** START OF Exercise material **

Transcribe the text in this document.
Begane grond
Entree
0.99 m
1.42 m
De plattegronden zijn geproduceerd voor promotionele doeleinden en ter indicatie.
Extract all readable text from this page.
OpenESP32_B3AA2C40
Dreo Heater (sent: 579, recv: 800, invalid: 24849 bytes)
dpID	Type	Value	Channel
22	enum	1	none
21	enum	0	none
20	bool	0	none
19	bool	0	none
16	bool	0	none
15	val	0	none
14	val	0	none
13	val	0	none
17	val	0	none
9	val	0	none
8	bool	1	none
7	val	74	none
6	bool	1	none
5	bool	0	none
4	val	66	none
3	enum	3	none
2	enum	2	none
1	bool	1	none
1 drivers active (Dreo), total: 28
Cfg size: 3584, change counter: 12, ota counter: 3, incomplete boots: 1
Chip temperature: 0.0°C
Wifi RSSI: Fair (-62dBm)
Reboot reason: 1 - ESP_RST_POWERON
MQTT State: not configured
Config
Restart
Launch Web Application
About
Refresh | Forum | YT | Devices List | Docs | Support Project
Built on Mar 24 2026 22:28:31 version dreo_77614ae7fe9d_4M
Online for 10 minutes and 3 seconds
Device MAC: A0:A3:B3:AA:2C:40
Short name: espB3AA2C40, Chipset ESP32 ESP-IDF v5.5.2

** END OF Exercise material **

#### The request
Give the entries again in full, exactly as they are written.

#### Output of the exercise
Transcribe the text in this document.
Begane grond
Entree
0.99 m
1.42 m
De plattegronden zijn geproduceerd voor promotionele doeleinden en ter indicatie.
Extract all readable text from this page.
OpenESP32_B3AA2C40
Dreo Heater (sent: 579, recv: 800, invalid: 24849 bytes)
dpID	Type	Value	Channel
22	enum	1	none
21	enum	0	none
20	bool	0	none
19	bool	0	none
16	bool	0	none
15	val	0	none
14	val	0	none
13	val	0	none
17	val	0	none
9	val	0	none
8	bool	1	none
7	val	74	none
6	bool	1	none
5	bool	0	none
4	val	66	none
3	enum	3	none
2	enum	2	none
1	bool	1	none
1 drivers active (Dreo), total: 28
Cfg size: 3584, change counter: 12, ota counter: 3, incomplete boots: 1
Chip temperature: 0.0°C
Wifi RSSI: Fair (-62dBm)
Reboot reason: 1 - ESP_RST_POWERON
MQTT State: not configured
Config
Restart
Launch Web Application
About
Refresh | Forum | YT | Devices List | Docs | Support Project
Built on Mar 24 2026 22:28:31 version dreo_77614ae7fe9d_4M
Online for 10 minutes and 3 seconds
Device MAC: A0:A3:B3:AA:2C:40
Short name: espB3AA2C40, Chipset ESP32 ESP-IDF v5.5.2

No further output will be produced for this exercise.